Stored records
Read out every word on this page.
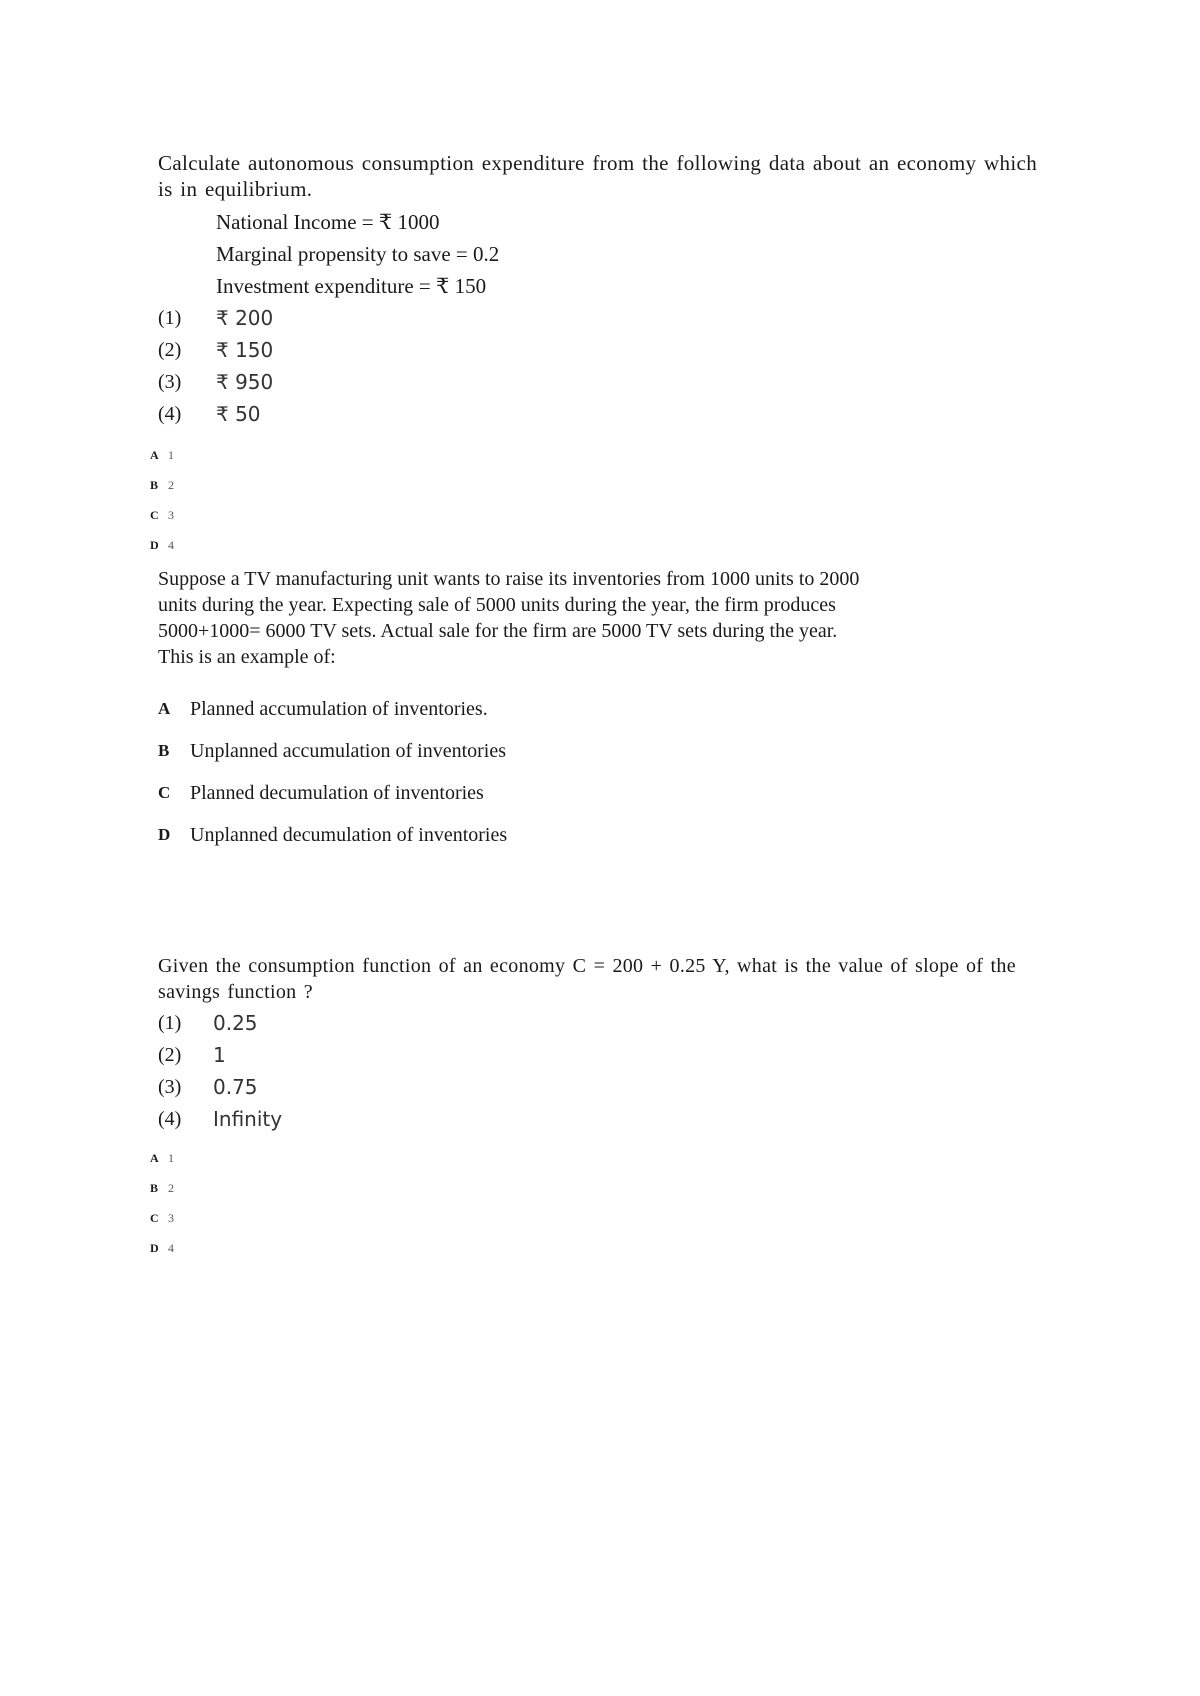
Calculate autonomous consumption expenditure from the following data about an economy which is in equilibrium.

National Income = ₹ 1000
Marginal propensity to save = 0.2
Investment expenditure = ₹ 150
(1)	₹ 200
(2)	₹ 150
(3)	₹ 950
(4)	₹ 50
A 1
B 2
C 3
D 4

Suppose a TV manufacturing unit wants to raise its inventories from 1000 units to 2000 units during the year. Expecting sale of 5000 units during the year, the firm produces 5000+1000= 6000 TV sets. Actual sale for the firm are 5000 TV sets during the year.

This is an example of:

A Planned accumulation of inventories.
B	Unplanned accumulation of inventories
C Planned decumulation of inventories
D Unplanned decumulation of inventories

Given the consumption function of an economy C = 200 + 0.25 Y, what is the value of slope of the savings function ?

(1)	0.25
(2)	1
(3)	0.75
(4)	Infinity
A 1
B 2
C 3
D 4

==

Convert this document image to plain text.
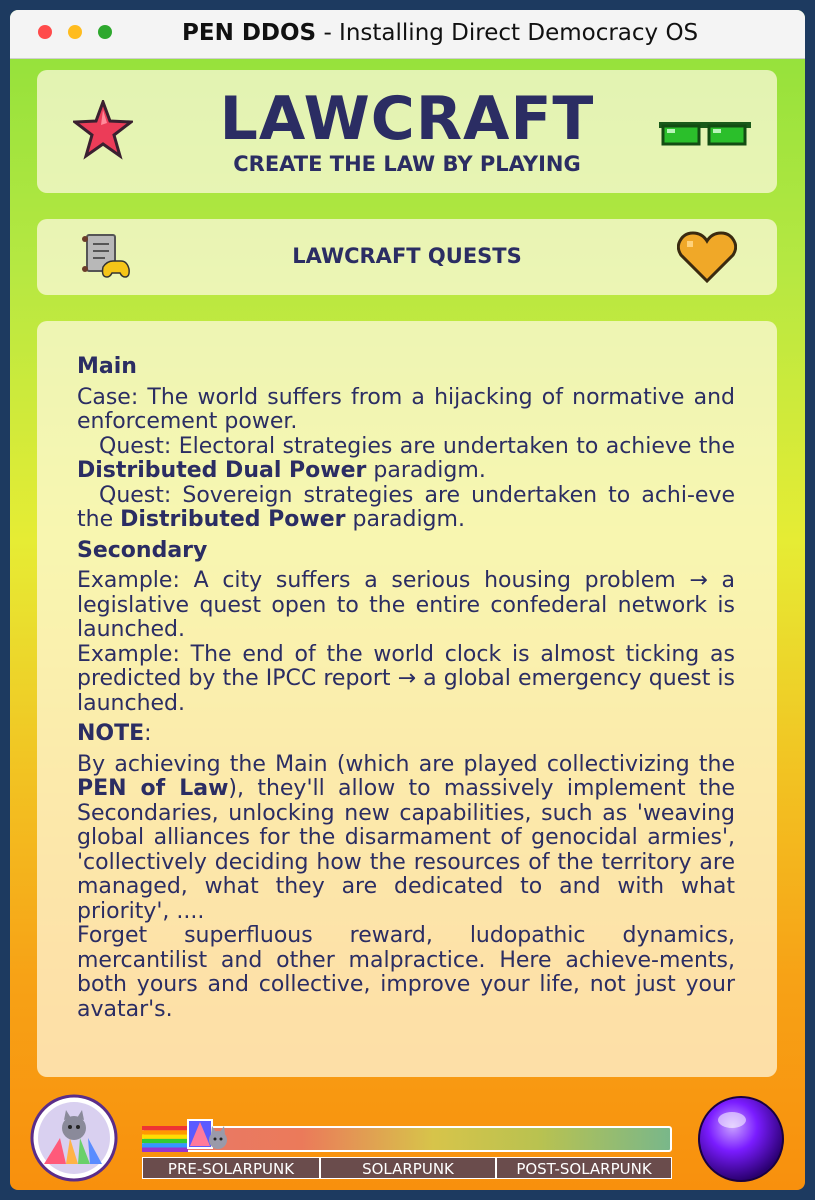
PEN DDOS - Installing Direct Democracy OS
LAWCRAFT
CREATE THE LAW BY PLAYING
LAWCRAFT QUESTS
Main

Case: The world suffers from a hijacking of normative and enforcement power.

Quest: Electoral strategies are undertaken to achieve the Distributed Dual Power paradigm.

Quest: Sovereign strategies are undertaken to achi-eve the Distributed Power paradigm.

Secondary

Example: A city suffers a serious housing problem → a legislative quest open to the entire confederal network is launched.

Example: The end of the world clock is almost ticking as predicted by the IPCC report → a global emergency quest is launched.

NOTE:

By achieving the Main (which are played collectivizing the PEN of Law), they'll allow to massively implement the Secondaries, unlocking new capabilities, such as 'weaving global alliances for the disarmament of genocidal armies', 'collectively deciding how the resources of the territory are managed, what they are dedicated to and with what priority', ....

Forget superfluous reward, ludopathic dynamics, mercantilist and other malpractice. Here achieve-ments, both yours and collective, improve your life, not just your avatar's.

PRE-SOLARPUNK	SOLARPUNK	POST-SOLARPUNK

→ **To do**:
Tell how many lines above contain the word "paradigm". Give the number alone.

→ **Solution**:
2